> [INPUT FOR THIS TASK]:
----

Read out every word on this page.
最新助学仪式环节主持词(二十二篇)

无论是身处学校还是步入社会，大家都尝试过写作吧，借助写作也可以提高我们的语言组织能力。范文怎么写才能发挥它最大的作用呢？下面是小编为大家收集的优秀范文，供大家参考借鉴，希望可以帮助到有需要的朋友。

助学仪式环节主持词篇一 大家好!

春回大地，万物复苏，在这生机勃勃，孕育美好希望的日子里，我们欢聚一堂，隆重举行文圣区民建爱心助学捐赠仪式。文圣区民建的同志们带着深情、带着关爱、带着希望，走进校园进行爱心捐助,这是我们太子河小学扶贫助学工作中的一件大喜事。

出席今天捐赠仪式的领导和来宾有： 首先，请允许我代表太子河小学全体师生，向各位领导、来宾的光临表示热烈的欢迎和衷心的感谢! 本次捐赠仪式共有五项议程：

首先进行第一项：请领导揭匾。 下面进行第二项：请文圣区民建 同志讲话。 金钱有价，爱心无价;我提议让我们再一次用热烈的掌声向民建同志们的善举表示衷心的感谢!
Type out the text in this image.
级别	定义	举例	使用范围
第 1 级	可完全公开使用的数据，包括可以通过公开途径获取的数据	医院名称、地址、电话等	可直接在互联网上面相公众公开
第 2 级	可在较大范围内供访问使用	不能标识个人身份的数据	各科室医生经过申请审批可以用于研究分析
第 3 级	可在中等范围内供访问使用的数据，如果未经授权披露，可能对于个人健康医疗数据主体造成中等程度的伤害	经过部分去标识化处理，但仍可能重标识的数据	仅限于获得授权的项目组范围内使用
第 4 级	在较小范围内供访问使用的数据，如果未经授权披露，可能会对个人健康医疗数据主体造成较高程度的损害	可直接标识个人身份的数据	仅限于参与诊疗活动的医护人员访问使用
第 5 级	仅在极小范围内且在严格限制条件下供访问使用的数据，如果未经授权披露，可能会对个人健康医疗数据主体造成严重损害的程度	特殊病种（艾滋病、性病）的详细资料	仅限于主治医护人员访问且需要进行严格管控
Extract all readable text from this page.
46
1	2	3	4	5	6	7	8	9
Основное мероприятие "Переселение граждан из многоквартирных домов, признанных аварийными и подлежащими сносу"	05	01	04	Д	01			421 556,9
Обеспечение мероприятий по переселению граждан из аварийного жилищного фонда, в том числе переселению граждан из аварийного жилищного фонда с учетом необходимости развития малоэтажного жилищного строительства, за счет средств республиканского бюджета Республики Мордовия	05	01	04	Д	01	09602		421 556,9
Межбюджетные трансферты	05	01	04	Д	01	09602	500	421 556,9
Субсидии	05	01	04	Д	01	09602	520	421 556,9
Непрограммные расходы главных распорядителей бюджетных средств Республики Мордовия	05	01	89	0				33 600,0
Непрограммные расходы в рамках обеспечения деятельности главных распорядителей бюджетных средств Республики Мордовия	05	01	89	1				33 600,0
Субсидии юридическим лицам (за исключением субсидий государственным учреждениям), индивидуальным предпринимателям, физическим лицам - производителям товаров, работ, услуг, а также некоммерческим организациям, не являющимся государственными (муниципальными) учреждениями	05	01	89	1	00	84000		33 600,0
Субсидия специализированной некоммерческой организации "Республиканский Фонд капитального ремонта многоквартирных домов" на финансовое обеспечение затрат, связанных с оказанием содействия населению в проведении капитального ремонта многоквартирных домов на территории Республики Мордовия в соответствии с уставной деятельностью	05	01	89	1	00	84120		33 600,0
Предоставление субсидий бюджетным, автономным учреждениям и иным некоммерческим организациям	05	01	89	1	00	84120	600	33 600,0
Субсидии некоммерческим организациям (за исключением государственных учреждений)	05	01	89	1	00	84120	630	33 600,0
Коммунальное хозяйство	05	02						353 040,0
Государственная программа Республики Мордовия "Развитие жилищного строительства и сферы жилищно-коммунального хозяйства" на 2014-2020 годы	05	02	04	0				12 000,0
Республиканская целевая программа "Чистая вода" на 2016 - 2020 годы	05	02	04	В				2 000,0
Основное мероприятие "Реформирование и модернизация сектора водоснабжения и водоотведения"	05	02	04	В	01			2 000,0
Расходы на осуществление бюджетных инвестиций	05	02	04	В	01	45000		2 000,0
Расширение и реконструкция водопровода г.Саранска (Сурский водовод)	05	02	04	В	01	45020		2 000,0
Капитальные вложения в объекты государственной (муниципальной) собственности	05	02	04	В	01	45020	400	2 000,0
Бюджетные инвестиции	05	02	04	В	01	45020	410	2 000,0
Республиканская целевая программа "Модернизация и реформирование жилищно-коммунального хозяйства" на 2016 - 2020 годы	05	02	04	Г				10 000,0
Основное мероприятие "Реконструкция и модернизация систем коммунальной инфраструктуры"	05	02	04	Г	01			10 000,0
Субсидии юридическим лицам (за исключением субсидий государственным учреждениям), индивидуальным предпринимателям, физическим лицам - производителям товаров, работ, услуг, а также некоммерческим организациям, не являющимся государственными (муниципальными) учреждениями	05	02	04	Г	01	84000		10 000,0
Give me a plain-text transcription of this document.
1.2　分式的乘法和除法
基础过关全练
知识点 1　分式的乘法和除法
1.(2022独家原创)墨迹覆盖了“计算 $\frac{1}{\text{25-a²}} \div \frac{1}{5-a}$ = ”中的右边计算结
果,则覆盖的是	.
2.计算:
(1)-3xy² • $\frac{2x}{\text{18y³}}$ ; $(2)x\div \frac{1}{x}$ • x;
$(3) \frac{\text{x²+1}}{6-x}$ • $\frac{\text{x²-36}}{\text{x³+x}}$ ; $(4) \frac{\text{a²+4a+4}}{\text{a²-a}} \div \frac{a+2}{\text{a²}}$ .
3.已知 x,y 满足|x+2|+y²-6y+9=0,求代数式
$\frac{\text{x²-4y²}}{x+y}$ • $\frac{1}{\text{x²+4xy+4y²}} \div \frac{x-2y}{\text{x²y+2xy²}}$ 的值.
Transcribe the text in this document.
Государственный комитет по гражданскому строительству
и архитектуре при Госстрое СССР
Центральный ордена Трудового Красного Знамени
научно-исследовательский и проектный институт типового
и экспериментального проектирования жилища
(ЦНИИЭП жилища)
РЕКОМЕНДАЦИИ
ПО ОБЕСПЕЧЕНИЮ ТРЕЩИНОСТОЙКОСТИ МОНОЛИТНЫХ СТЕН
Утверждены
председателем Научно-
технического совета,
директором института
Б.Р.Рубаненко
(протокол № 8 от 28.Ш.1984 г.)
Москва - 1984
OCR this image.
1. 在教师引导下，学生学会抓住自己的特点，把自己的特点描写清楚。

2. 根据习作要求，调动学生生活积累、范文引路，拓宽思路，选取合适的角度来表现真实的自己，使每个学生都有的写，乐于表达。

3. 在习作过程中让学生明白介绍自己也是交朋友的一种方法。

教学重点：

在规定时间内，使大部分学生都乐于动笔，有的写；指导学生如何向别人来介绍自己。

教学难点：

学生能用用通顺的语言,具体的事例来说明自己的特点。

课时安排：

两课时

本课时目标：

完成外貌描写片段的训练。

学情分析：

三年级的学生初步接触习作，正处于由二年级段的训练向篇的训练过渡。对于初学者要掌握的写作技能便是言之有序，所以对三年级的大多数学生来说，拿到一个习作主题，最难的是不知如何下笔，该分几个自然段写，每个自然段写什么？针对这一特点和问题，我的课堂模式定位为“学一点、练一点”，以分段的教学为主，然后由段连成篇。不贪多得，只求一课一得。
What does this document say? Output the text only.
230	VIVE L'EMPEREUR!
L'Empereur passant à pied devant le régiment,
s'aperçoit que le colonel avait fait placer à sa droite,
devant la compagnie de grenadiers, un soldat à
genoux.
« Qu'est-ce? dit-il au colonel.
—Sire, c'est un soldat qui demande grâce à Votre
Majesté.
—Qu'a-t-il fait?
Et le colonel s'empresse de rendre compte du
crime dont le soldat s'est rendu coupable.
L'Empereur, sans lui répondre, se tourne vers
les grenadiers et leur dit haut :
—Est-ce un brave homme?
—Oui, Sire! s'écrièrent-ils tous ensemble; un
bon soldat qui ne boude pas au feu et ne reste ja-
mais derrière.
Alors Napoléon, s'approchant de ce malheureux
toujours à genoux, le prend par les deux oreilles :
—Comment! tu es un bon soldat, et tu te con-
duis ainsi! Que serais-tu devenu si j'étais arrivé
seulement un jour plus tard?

----

> [WHAT YOU NEED TO DO]: Give back exactly the lines from the line holding "OCR this image." through the last line of the listing, including both.

> [THE REPLY]:
OCR this image.
1. 在教师引导下，学生学会抓住自己的特点，把自己的特点描写清楚。

2. 根据习作要求，调动学生生活积累、范文引路，拓宽思路，选取合适的角度来表现真实的自己，使每个学生都有的写，乐于表达。

3. 在习作过程中让学生明白介绍自己也是交朋友的一种方法。

教学重点：

在规定时间内，使大部分学生都乐于动笔，有的写；指导学生如何向别人来介绍自己。

教学难点：

学生能用用通顺的语言,具体的事例来说明自己的特点。

课时安排：

两课时

本课时目标：

完成外貌描写片段的训练。

学情分析：

三年级的学生初步接触习作，正处于由二年级段的训练向篇的训练过渡。对于初学者要掌握的写作技能便是言之有序，所以对三年级的大多数学生来说，拿到一个习作主题，最难的是不知如何下笔，该分几个自然段写，每个自然段写什么？针对这一特点和问题，我的课堂模式定位为“学一点、练一点”，以分段的教学为主，然后由段连成篇。不贪多得，只求一课一得。
What does this document say? Output the text only.
230	VIVE L'EMPEREUR!
L'Empereur passant à pied devant le régiment,
s'aperçoit que le colonel avait fait placer à sa droite,
devant la compagnie de grenadiers, un soldat à
genoux.
« Qu'est-ce? dit-il au colonel.
—Sire, c'est un soldat qui demande grâce à Votre
Majesté.
—Qu'a-t-il fait?
Et le colonel s'empresse de rendre compte du
crime dont le soldat s'est rendu coupable.
L'Empereur, sans lui répondre, se tourne vers
les grenadiers et leur dit haut :
—Est-ce un brave homme?
—Oui, Sire! s'écrièrent-ils tous ensemble; un
bon soldat qui ne boude pas au feu et ne reste ja-
mais derrière.
Alors Napoléon, s'approchant de ce malheureux
toujours à genoux, le prend par les deux oreilles :
—Comment! tu es un bon soldat, et tu te con-
duis ainsi! Que serais-tu devenu si j'étais arrivé
seulement un jour plus tard?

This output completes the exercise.